▸ **Task**
Can you reproduce every line of each entry below word for word, omitting the pictures?

....

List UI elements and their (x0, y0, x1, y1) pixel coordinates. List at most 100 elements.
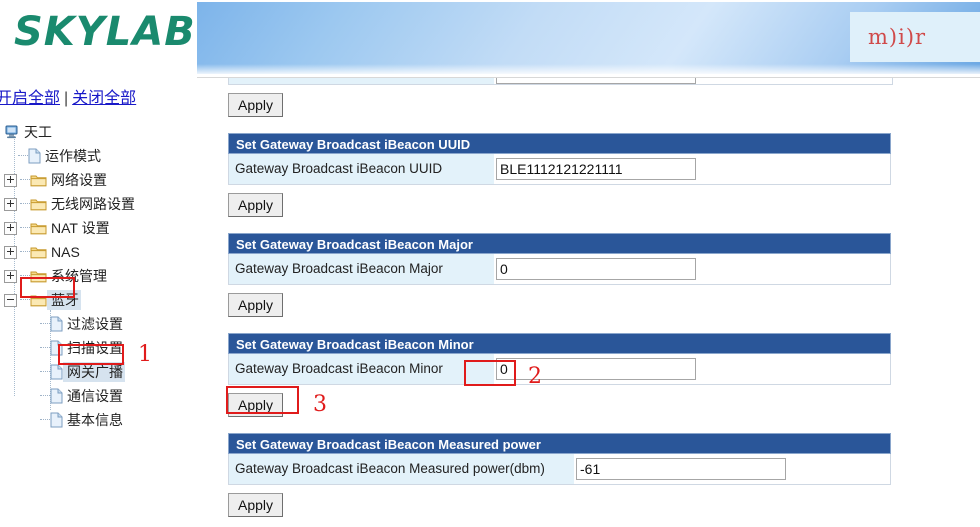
apply-button-top[interactable]: Apply (228, 93, 284, 117)
sidebar-item-basic-info[interactable]: 基本信息 (4, 408, 200, 432)
folder-icon (30, 269, 47, 283)
sidebar-item-network-settings[interactable]: 网络设置 (4, 168, 200, 192)
tree-branch-line (40, 371, 50, 373)
tree-toggle-links: 开启全部 | 关闭全部 (0, 84, 136, 108)
sidebar-item-communication-settings[interactable]: 通信设置 (4, 384, 200, 408)
ibeacon-major-input[interactable] (496, 258, 696, 280)
apply-button-uuid[interactable]: Apply (228, 193, 284, 217)
expand-plus-icon[interactable] (4, 173, 17, 187)
row-field (494, 358, 890, 380)
apply-button-minor[interactable]: Apply (228, 393, 284, 417)
sidebar-item-label: 基本信息 (67, 412, 123, 428)
row-field (574, 458, 890, 480)
tree-branch-line (20, 275, 30, 277)
annotation-number-2: 2 (528, 364, 542, 389)
apply-wrap-top: Apply (228, 88, 284, 117)
navigation-tree: 天工 运作模式 网络设置 无线网路设置 NAT 设置 NAS 系统管理 蓝牙 过… (4, 120, 200, 432)
page-icon (50, 364, 63, 380)
panel-ibeacon-major: Set Gateway Broadcast iBeacon Major Gate… (228, 233, 891, 285)
tree-branch-line (20, 203, 30, 205)
ibeacon-uuid-input[interactable] (496, 158, 696, 180)
apply-wrap-minor: Apply (228, 388, 284, 417)
banner-badge: m)i)r (850, 12, 980, 62)
sidebar-item-filter-settings[interactable]: 过滤设置 (4, 312, 200, 336)
page-icon (50, 388, 63, 404)
sidebar-item-label: 无线网路设置 (51, 196, 135, 212)
tree-branch-line (40, 347, 50, 349)
row-label: Gateway Broadcast iBeacon UUID (229, 154, 494, 184)
skylab-logo: SKYLAB (14, 9, 196, 55)
sidebar-item-label: 网络设置 (51, 172, 107, 188)
sidebar-item-label: 通信设置 (67, 388, 123, 404)
expand-plus-icon[interactable] (4, 245, 17, 259)
sidebar-item-gateway-broadcast[interactable]: 网关广播 (4, 360, 200, 384)
ibeacon-measured-power-input[interactable] (576, 458, 786, 480)
expand-plus-icon[interactable] (4, 197, 17, 211)
page-icon (50, 316, 63, 332)
tree-branch-line (40, 395, 50, 397)
sidebar-item-label: 蓝牙 (47, 290, 81, 310)
banner-badge-text: m)i)r (868, 25, 927, 49)
collapse-all-link[interactable]: 关闭全部 (72, 90, 136, 107)
tree-branch-line (20, 251, 30, 253)
sidebar-item-wireless-settings[interactable]: 无线网路设置 (4, 192, 200, 216)
tree-branch-line (40, 419, 50, 421)
sidebar-item-operation-mode[interactable]: 运作模式 (4, 144, 200, 168)
page-icon (50, 412, 63, 428)
panel-ibeacon-measured-power: Set Gateway Broadcast iBeacon Measured p… (228, 433, 891, 485)
table-row: Gateway Broadcast iBeacon UUID (228, 154, 891, 185)
links-separator: | (64, 90, 69, 107)
apply-button-major[interactable]: Apply (228, 293, 284, 317)
page-banner: SKYLAB m)i)r (0, 0, 980, 78)
sidebar-item-nas[interactable]: NAS (4, 240, 200, 264)
collapse-minus-icon[interactable] (4, 293, 17, 307)
tree-branch-line (40, 323, 50, 325)
apply-button-measured-power[interactable]: Apply (228, 493, 284, 517)
sidebar-item-label: 系统管理 (51, 268, 107, 284)
tree-root-label: 天工 (24, 124, 52, 140)
panel-title: Set Gateway Broadcast iBeacon Measured p… (228, 433, 891, 454)
partial-row-label-cell (229, 78, 494, 84)
sidebar-item-label: 过滤设置 (67, 316, 123, 332)
apply-wrap-uuid: Apply (228, 188, 284, 217)
main-content: Apply Set Gateway Broadcast iBeacon UUID… (200, 78, 980, 527)
panel-title: Set Gateway Broadcast iBeacon UUID (228, 133, 891, 154)
sidebar-item-label: 网关广播 (63, 362, 125, 382)
partial-cut-row (228, 78, 893, 85)
sidebar-item-nat-settings[interactable]: NAT 设置 (4, 216, 200, 240)
panel-title: Set Gateway Broadcast iBeacon Minor (228, 333, 891, 354)
ibeacon-minor-input[interactable] (496, 358, 696, 380)
sidebar-item-system-management[interactable]: 系统管理 (4, 264, 200, 288)
tree-root-node[interactable]: 天工 (4, 120, 200, 144)
computer-icon (4, 124, 20, 140)
sidebar: 开启全部 | 关闭全部 天工 运作模式 网络设置 无线网路设置 NAT 设置 N… (0, 78, 200, 527)
table-row: Gateway Broadcast iBeacon Minor (228, 354, 891, 385)
sidebar-item-bluetooth[interactable]: 蓝牙 (4, 288, 200, 312)
partial-row-field-cell (494, 78, 892, 84)
table-row: Gateway Broadcast iBeacon Major (228, 254, 891, 285)
partial-text-input[interactable] (496, 78, 696, 84)
panel-ibeacon-uuid: Set Gateway Broadcast iBeacon UUID Gatew… (228, 133, 891, 185)
folder-icon (30, 221, 47, 235)
row-field (494, 158, 890, 180)
annotation-number-3: 3 (313, 392, 327, 417)
folder-icon (30, 173, 47, 187)
folder-icon (30, 197, 47, 211)
tree-branch-line (18, 155, 28, 157)
row-label: Gateway Broadcast iBeacon Measured power… (229, 454, 574, 484)
sidebar-item-label: 扫描设置 (67, 340, 123, 356)
expand-plus-icon[interactable] (4, 269, 17, 283)
sidebar-item-scan-settings[interactable]: 扫描设置 (4, 336, 200, 360)
annotation-number-1: 1 (138, 342, 152, 367)
sidebar-item-label: 运作模式 (45, 148, 101, 164)
folder-open-icon (30, 293, 47, 307)
folder-icon (30, 245, 47, 259)
expand-all-link[interactable]: 开启全部 (0, 90, 60, 107)
row-label: Gateway Broadcast iBeacon Minor (229, 354, 494, 384)
sidebar-item-label: NAS (51, 244, 80, 260)
tree-branch-line (20, 299, 30, 301)
page-icon (50, 340, 63, 356)
row-field (494, 258, 890, 280)
expand-plus-icon[interactable] (4, 221, 17, 235)
page-icon (28, 148, 41, 164)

....

▸ **Exercise solution**
List UI elements and their (x0, y0, x1, y1) pixel coordinates. List at most 100 elements.
apply-button-top[interactable]: Apply (228, 93, 284, 117)
sidebar-item-basic-info[interactable]: 基本信息 (4, 408, 200, 432)
folder-icon (30, 269, 47, 283)
sidebar-item-network-settings[interactable]: 网络设置 (4, 168, 200, 192)
tree-branch-line (40, 371, 50, 373)
tree-toggle-links: 开启全部 | 关闭全部 (0, 84, 136, 108)
sidebar-item-communication-settings[interactable]: 通信设置 (4, 384, 200, 408)
ibeacon-major-input[interactable] (496, 258, 696, 280)
apply-button-uuid[interactable]: Apply (228, 193, 284, 217)
expand-plus-icon[interactable] (4, 173, 17, 187)
row-field (494, 358, 890, 380)
apply-button-minor[interactable]: Apply (228, 393, 284, 417)
sidebar-item-label: 基本信息 (67, 412, 123, 428)
row-field (574, 458, 890, 480)
tree-branch-line (20, 275, 30, 277)
annotation-number-2: 2 (528, 364, 542, 389)
apply-wrap-top: Apply (228, 88, 284, 117)
navigation-tree: 天工 运作模式 网络设置 无线网路设置 NAT 设置 NAS 系统管理 蓝牙 过… (4, 120, 200, 432)
page-icon (50, 364, 63, 380)
panel-ibeacon-major: Set Gateway Broadcast iBeacon Major Gate… (228, 233, 891, 285)
tree-branch-line (20, 203, 30, 205)
ibeacon-uuid-input[interactable] (496, 158, 696, 180)
apply-wrap-minor: Apply (228, 388, 284, 417)
banner-badge: m)i)r (850, 12, 980, 62)
sidebar-item-filter-settings[interactable]: 过滤设置 (4, 312, 200, 336)
page-icon (50, 388, 63, 404)
sidebar-item-label: 无线网路设置 (51, 196, 135, 212)
tree-branch-line (40, 347, 50, 349)
row-label: Gateway Broadcast iBeacon UUID (229, 154, 494, 184)
skylab-logo: SKYLAB (14, 9, 196, 55)
sidebar-item-label: 网络设置 (51, 172, 107, 188)
sidebar-item-label: 通信设置 (67, 388, 123, 404)
expand-plus-icon[interactable] (4, 245, 17, 259)
sidebar-item-gateway-broadcast[interactable]: 网关广播 (4, 360, 200, 384)
ibeacon-measured-power-input[interactable] (576, 458, 786, 480)
expand-plus-icon[interactable] (4, 197, 17, 211)
page-icon (50, 316, 63, 332)
tree-branch-line (40, 395, 50, 397)
sidebar-item-label: 蓝牙 (47, 290, 81, 310)
banner-badge-text: m)i)r (868, 25, 927, 49)
collapse-all-link[interactable]: 关闭全部 (72, 90, 136, 107)
tree-branch-line (20, 251, 30, 253)
sidebar-item-wireless-settings[interactable]: 无线网路设置 (4, 192, 200, 216)
tree-branch-line (40, 419, 50, 421)
sidebar-item-operation-mode[interactable]: 运作模式 (4, 144, 200, 168)
page-icon (50, 412, 63, 428)
panel-ibeacon-measured-power: Set Gateway Broadcast iBeacon Measured p… (228, 433, 891, 485)
table-row: Gateway Broadcast iBeacon UUID (228, 154, 891, 185)
links-separator: | (64, 90, 69, 107)
apply-button-major[interactable]: Apply (228, 293, 284, 317)
page-banner: SKYLAB m)i)r (0, 0, 980, 78)
sidebar-item-nas[interactable]: NAS (4, 240, 200, 264)
collapse-minus-icon[interactable] (4, 293, 17, 307)
tree-branch-line (40, 323, 50, 325)
apply-button-measured-power[interactable]: Apply (228, 493, 284, 517)
sidebar-item-label: 系统管理 (51, 268, 107, 284)
tree-root-label: 天工 (24, 124, 52, 140)
panel-title: Set Gateway Broadcast iBeacon Measured p… (228, 433, 891, 454)
partial-row-label-cell (229, 78, 494, 84)
sidebar-item-label: 过滤设置 (67, 316, 123, 332)
apply-wrap-uuid: Apply (228, 188, 284, 217)
main-content: Apply Set Gateway Broadcast iBeacon UUID… (200, 78, 980, 527)
panel-title: Set Gateway Broadcast iBeacon UUID (228, 133, 891, 154)
sidebar-item-label: 网关广播 (63, 362, 125, 382)
partial-cut-row (228, 78, 893, 85)
sidebar-item-nat-settings[interactable]: NAT 设置 (4, 216, 200, 240)
panel-title: Set Gateway Broadcast iBeacon Minor (228, 333, 891, 354)
ibeacon-minor-input[interactable] (496, 358, 696, 380)
sidebar-item-system-management[interactable]: 系统管理 (4, 264, 200, 288)
tree-root-node[interactable]: 天工 (4, 120, 200, 144)
computer-icon (4, 124, 20, 140)
sidebar: 开启全部 | 关闭全部 天工 运作模式 网络设置 无线网路设置 NAT 设置 N… (0, 78, 200, 527)
table-row: Gateway Broadcast iBeacon Minor (228, 354, 891, 385)
sidebar-item-bluetooth[interactable]: 蓝牙 (4, 288, 200, 312)
partial-row-field-cell (494, 78, 892, 84)
table-row: Gateway Broadcast iBeacon Major (228, 254, 891, 285)
partial-text-input[interactable] (496, 78, 696, 84)
panel-ibeacon-uuid: Set Gateway Broadcast iBeacon UUID Gatew… (228, 133, 891, 185)
folder-icon (30, 221, 47, 235)
row-field (494, 158, 890, 180)
annotation-number-3: 3 (313, 392, 327, 417)
folder-icon (30, 173, 47, 187)
folder-icon (30, 197, 47, 211)
tree-branch-line (18, 155, 28, 157)
row-label: Gateway Broadcast iBeacon Measured power… (229, 454, 574, 484)
sidebar-item-label: 扫描设置 (67, 340, 123, 356)
expand-plus-icon[interactable] (4, 269, 17, 283)
sidebar-item-scan-settings[interactable]: 扫描设置 (4, 336, 200, 360)
annotation-number-1: 1 (138, 342, 152, 367)
sidebar-item-label: 运作模式 (45, 148, 101, 164)
folder-open-icon (30, 293, 47, 307)
folder-icon (30, 245, 47, 259)
expand-all-link[interactable]: 开启全部 (0, 90, 60, 107)
row-label: Gateway Broadcast iBeacon Minor (229, 354, 494, 384)
sidebar-item-label: NAS (51, 244, 80, 260)
tree-branch-line (20, 299, 30, 301)
page-icon (50, 340, 63, 356)
row-field (494, 258, 890, 280)
expand-plus-icon[interactable] (4, 221, 17, 235)
page-icon (28, 148, 41, 164)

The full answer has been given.